__Text segment__:
*****

For the women of Ngurunit, peace is a way of life
It is beautiful, remote and untouched by civilisation and one of the most noticeable features of Ngurunit Village in Marsabit County are the Ndotto Mountains which surround it.
While the landscape is breathtaking, the people who live cradled between the mountains have become a close knit community which makes the Ngurunit Village peculiar because it is home to two different communities — Rendille and Samburu.
What is peculiar is that the two communities live in peace, co-existing in the harsh climate and fighting to maintain their heritage.
With no cell service, electricity, poor roads and no running water, Ngurunit is trying to hang on to its cultural values as civilisation makes its slow march towards changing their way of life.
The Samburu and Rendille are two communities in Northern Kenya which are often portrayed as enemies over persistent clashes caused by inter-ethnic fighting over land, pasture and water which are scarce resources in the region.
Other communities such as the Turkana, Borana, Gabra and Somalis live in the villages neighbouring Ngurunit across the mountains.

*****

__Instructions__:
[1] List every community named in the text about Ngurunit.
[2] Write the next part of the text about the women of Ngurunit, following on from its final sentence.

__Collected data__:
*****

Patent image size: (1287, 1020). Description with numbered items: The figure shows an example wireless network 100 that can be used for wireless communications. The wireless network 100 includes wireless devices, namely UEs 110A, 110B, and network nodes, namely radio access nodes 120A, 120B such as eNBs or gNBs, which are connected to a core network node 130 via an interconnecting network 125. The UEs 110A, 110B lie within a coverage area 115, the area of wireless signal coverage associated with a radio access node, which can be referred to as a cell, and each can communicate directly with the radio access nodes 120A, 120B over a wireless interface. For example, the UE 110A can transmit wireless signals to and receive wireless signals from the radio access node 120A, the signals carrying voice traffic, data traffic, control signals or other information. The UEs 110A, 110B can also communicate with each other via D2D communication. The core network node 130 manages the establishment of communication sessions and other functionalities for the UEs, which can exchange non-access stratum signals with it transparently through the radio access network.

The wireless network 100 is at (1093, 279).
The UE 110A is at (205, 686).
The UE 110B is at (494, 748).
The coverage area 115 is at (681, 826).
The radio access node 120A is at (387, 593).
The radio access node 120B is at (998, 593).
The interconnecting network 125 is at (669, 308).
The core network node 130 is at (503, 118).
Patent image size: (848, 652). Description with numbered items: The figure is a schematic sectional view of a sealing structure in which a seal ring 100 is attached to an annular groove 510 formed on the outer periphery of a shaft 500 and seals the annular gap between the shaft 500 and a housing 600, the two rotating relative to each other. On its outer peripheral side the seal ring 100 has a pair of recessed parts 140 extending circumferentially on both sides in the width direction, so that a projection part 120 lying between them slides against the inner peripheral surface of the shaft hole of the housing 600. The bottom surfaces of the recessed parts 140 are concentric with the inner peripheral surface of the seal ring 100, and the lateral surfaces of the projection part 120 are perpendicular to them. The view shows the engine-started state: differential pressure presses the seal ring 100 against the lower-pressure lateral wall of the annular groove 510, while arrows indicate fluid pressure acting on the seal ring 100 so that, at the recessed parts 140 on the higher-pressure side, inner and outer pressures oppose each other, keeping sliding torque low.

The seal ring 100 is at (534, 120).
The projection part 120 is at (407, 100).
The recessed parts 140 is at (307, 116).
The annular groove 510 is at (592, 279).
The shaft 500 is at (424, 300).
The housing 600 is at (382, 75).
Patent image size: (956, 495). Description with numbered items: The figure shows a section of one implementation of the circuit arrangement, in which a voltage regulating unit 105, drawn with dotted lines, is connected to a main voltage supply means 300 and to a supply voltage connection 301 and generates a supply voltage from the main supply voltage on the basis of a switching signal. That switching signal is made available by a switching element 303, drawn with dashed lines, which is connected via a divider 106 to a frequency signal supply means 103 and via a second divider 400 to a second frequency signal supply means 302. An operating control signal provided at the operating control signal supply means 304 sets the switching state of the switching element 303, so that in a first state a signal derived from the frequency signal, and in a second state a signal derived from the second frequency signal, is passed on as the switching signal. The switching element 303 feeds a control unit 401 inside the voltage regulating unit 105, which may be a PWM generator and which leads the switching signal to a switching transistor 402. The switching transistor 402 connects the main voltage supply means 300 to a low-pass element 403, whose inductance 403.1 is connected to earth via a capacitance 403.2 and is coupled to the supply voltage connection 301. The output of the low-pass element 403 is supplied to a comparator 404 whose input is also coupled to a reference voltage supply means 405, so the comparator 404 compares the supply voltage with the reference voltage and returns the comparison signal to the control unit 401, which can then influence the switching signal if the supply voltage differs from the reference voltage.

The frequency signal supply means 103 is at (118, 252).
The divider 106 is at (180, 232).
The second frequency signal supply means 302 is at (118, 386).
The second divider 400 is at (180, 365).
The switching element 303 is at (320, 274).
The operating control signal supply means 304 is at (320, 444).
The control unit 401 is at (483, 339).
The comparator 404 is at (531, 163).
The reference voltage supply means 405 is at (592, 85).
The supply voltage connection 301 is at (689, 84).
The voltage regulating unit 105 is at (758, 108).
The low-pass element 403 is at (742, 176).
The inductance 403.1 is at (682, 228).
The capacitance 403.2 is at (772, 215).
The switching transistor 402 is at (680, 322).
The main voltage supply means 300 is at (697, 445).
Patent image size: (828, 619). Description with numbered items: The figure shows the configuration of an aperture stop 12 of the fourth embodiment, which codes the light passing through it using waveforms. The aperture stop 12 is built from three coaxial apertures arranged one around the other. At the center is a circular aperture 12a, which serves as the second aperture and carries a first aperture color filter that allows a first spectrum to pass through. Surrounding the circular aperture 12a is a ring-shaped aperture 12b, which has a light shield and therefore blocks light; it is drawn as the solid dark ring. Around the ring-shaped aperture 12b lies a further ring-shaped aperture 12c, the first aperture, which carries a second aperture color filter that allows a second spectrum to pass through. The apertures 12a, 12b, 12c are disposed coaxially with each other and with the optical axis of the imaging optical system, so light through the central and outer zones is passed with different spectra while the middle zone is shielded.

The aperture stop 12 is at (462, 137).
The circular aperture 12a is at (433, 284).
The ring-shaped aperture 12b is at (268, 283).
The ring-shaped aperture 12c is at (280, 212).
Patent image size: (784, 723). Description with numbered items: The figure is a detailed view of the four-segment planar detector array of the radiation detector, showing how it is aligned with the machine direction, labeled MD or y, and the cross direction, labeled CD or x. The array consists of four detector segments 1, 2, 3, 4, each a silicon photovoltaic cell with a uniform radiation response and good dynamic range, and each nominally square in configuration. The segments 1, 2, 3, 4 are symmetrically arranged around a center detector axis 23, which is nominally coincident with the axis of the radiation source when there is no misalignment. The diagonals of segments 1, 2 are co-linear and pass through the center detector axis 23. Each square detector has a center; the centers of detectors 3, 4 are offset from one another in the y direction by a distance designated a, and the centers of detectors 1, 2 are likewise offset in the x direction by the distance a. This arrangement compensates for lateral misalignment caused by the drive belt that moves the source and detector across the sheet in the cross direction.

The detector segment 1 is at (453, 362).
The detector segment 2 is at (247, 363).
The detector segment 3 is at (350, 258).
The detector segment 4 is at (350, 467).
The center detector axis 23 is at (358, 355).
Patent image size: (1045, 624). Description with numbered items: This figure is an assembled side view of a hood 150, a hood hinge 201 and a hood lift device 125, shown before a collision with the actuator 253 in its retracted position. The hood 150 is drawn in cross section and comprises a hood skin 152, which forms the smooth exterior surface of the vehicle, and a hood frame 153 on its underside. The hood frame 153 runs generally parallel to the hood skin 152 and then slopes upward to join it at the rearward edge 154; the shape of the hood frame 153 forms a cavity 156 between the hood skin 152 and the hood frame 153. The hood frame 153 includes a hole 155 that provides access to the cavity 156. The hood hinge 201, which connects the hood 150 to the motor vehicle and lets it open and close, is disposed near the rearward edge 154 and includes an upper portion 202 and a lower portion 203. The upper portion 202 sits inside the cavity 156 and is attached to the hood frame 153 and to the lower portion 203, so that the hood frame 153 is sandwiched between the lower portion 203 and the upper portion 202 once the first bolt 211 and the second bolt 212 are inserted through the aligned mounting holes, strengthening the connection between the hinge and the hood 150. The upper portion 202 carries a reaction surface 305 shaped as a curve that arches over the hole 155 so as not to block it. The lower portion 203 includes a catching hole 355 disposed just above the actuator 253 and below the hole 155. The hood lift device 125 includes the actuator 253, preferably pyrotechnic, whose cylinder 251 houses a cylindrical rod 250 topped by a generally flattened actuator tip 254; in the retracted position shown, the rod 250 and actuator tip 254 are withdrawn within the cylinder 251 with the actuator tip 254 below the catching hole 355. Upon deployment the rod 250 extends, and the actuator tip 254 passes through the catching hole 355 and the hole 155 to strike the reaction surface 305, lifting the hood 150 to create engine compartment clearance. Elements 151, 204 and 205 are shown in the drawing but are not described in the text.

*****

__Answers to the problems__:
[1] Rendille, Samburu, Turkana, Borana, Gabra, Somalis

[2]
The communities constantly raid each other and are involved in deadly clashes in efforts to seek better pasture.
However, in Ngurunit, war is unheard of, the Rendille and their Samburu neighbours share everything including, water, food, schools, hospitals and even intermarry.
Marsabit County Secretary for Education and Sports, Steven Labarakwe is a resident of Ngurunit and he explains that the residents of Ngurunit have lived in peace for years. He notes that due to the location of the village, they resolved to avoid conflict.
“The village is surrounded by other communities who cannot come together and resolve to share the resources they have. However, in Ngurunit, the communities understand that if they share, they can maintain peace and develop,” Labarakwe explains.
According to Simon Loibon, an elder in Ngurunit Village, while the communities have many differences in language, culture and political affiliations, the residents decided to work together to reap the benefits of each culture.
“As pastoralists we need water and pasture for our animals and since we travel long distances we often seek shelter from our neighbours manyattas as we move from place to place,” says Loibon.
Loibon notes that in order to survive the harsh droughts that often hit the region, the communities share the water and protect each other as they avoid pressure from political leaders to fight.
However culture and tribe are not the only forces that are trying to tear the communities apart
Devolution is causing problems for the people of Ngurunit because the village lies on the boundary of Marsabit and Samburu counties.
This means they now have to contend with different, two county governments from the two counties and elect leaders who are expected to come from one community which is causing tension in the village.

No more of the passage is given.